- BRIEF
In the listing below, find every line containing "AuNPs" and copy it out.

[Figure record extracts]
↓↓↓
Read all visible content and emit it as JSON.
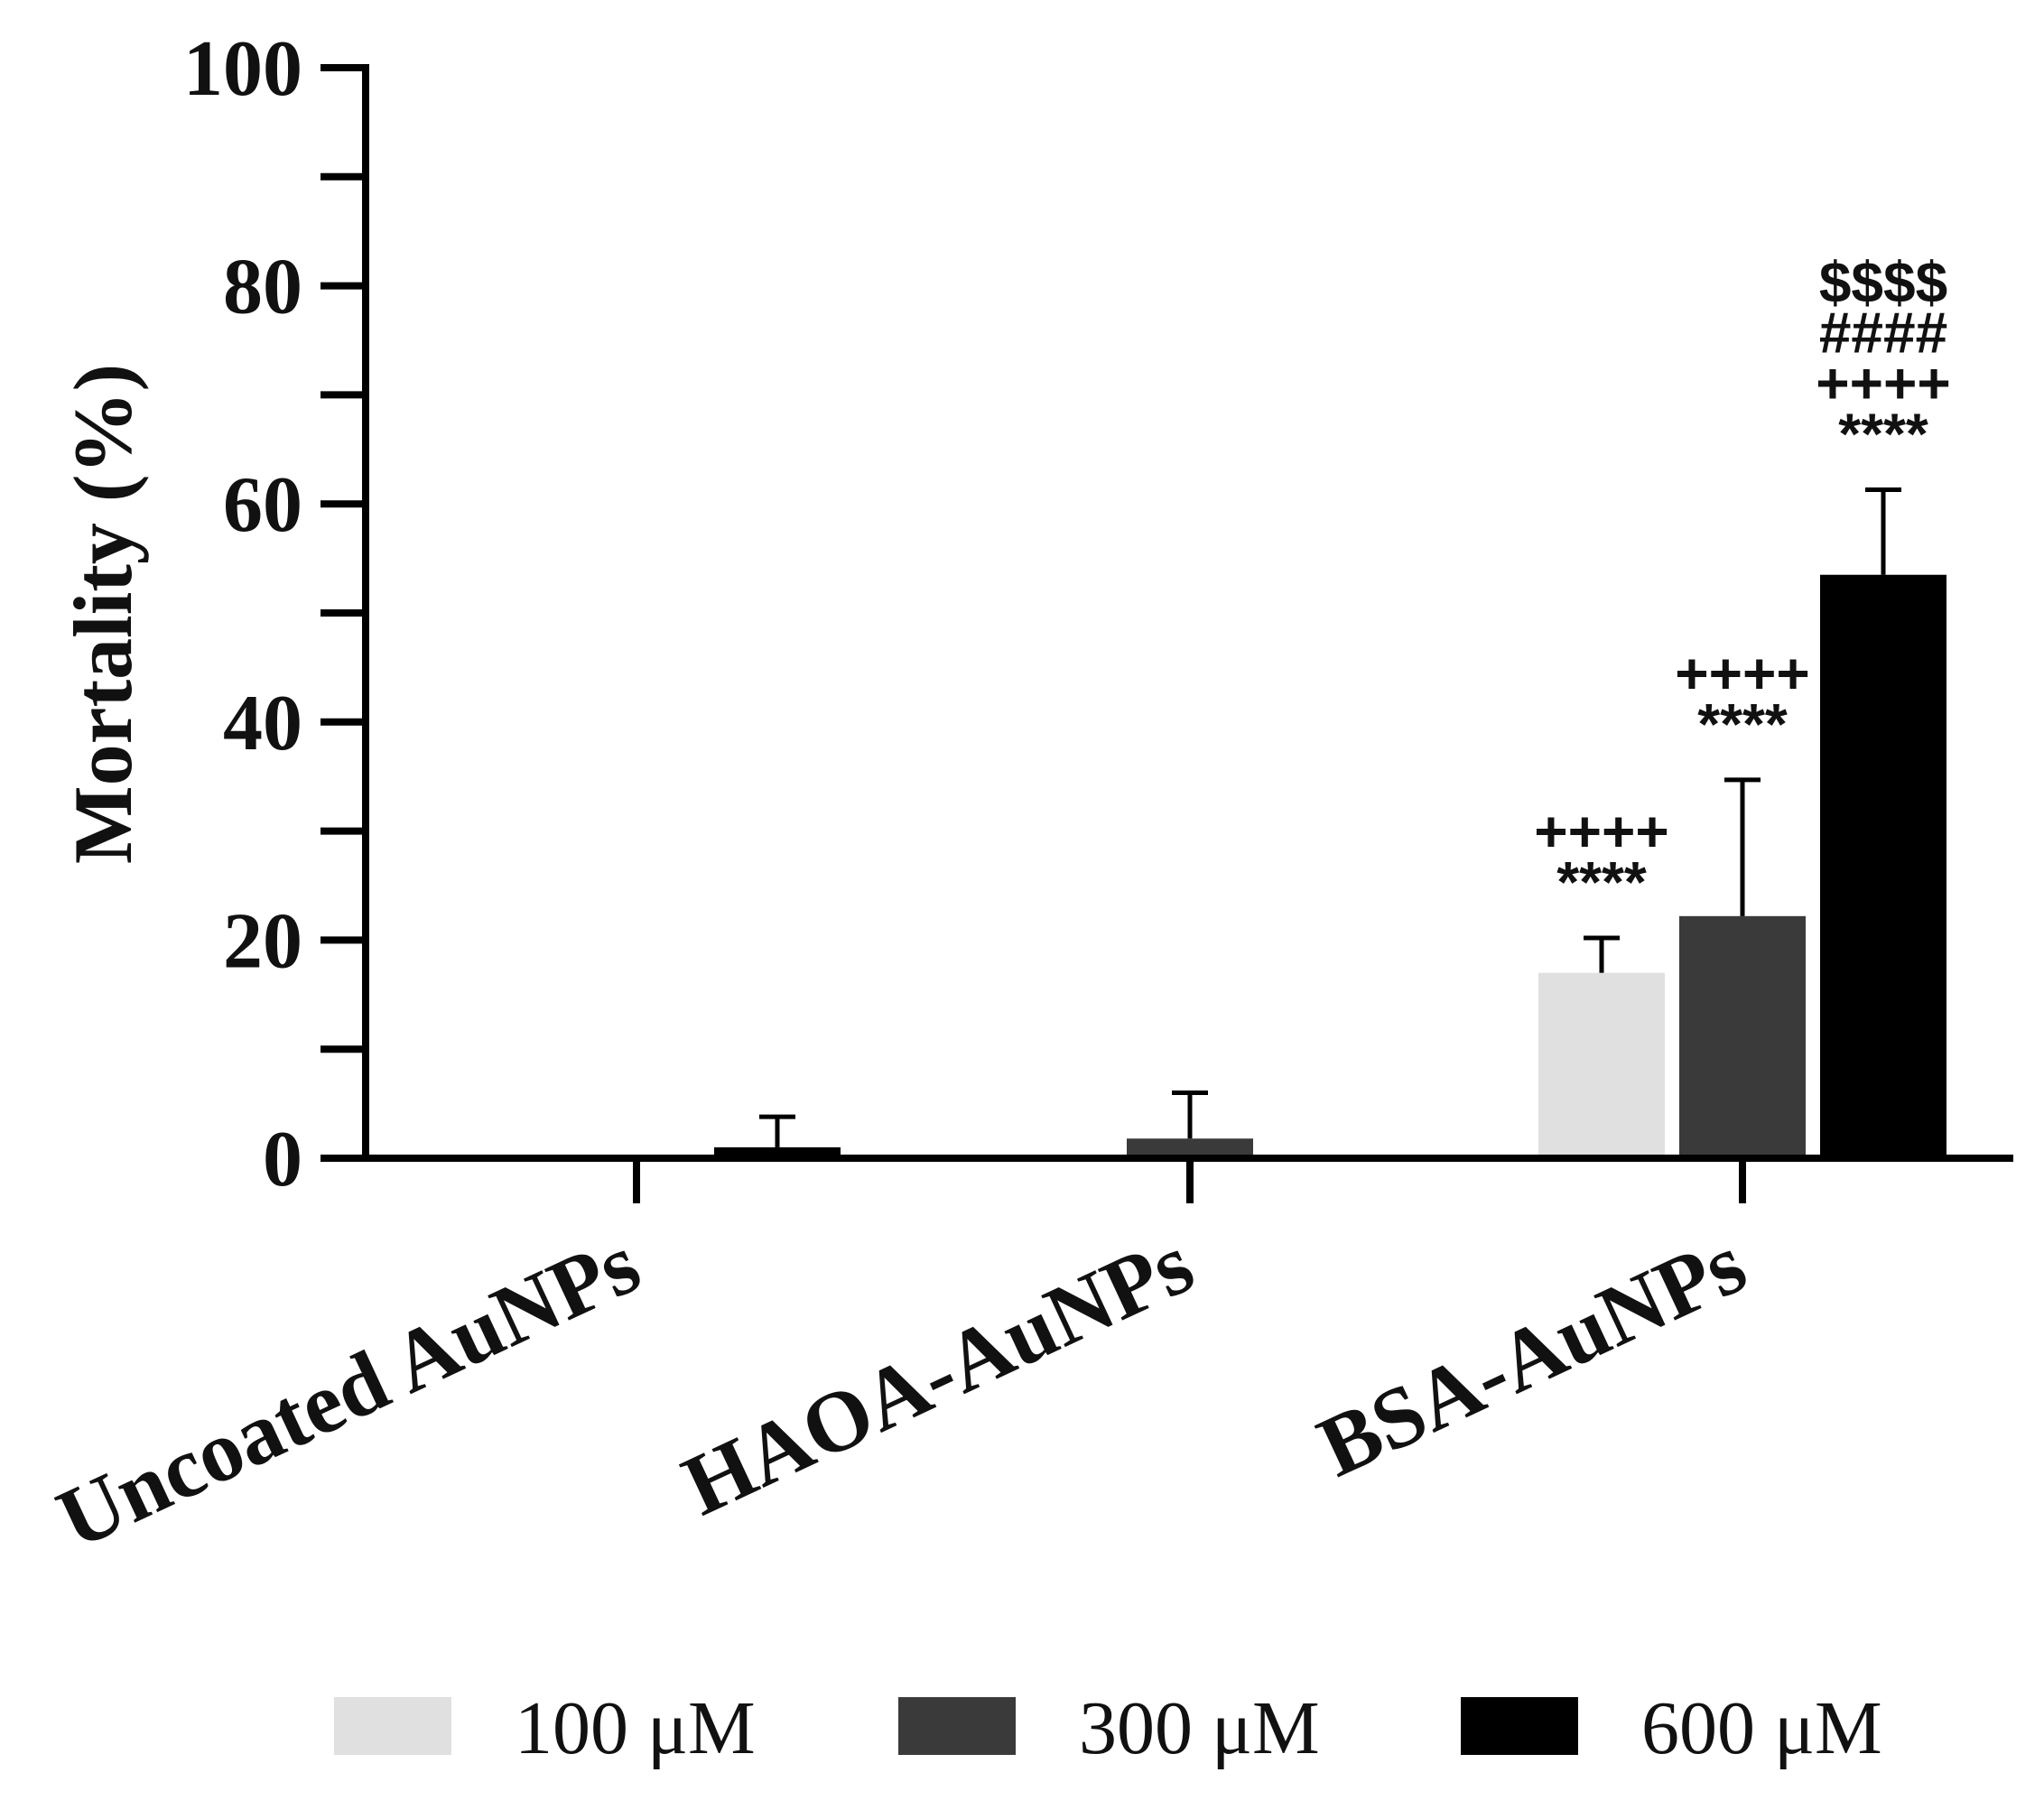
{
  "chart_data": {
    "type": "bar",
    "title": "",
    "xlabel": "",
    "ylabel": "Mortality (%)",
    "ylim": [
      0,
      100
    ],
    "yticks": [
      0,
      20,
      40,
      60,
      80,
      100
    ],
    "ytick_labels": [
      "0",
      "20",
      "40",
      "60",
      "80",
      "100"
    ],
    "categories": [
      "Uncoated AuNPs",
      "HAOA-AuNPs",
      "BSA-AuNPs"
    ],
    "legend_position": "bottom",
    "series": [
      {
        "name": "100 μM",
        "color": "#e0e0e0",
        "values": [
          0,
          0,
          17.0
        ],
        "errors": [
          0,
          0,
          3.2
        ]
      },
      {
        "name": "300 μM",
        "color": "#3a3a3a",
        "values": [
          0,
          1.8,
          22.2
        ],
        "errors": [
          0,
          4.2,
          12.5
        ]
      },
      {
        "name": "600 μM",
        "color": "#000000",
        "values": [
          1.0,
          0,
          53.5
        ],
        "errors": [
          2.8,
          0,
          7.8
        ]
      }
    ],
    "annotations": [
      {
        "category": 2,
        "series": 0,
        "lines": [
          "++++",
          "****"
        ]
      },
      {
        "category": 2,
        "series": 1,
        "lines": [
          "++++",
          "****"
        ]
      },
      {
        "category": 2,
        "series": 2,
        "lines": [
          "$$$$",
          "####",
          "++++",
          "****"
        ]
      }
    ]
  }
}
↑↑↑
- SOLUTION FOR THIS TASK
      "Uncoated AuNPs",
      "HAOA-AuNPs",
      "BSA-AuNPs"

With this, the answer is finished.